## What to produce
Collect each line of the entries that holds the string "open".

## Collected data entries
:::::

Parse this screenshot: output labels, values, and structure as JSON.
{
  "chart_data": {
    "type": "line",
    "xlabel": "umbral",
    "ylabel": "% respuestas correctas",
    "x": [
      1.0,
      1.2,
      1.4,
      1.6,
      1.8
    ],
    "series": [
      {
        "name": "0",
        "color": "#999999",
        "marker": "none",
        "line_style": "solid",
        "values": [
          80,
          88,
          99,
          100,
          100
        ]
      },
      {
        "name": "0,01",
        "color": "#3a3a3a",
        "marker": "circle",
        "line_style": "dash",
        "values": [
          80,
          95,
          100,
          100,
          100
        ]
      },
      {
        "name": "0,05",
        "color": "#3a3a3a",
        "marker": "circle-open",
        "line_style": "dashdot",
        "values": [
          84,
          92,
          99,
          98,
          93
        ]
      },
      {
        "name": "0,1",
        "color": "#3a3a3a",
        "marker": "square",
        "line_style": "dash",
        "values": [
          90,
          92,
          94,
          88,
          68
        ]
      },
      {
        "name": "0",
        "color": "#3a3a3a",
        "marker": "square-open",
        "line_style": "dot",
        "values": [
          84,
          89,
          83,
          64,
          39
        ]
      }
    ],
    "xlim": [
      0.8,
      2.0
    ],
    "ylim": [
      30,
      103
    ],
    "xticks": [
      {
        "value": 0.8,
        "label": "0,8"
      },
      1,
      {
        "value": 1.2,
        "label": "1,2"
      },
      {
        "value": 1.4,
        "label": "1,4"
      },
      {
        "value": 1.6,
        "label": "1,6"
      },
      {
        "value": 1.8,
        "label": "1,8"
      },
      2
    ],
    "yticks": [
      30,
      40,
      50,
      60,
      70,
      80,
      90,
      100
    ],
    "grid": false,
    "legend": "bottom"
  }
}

:::::

## Worked solution
        "marker": "circle-open",
        "marker": "square-open",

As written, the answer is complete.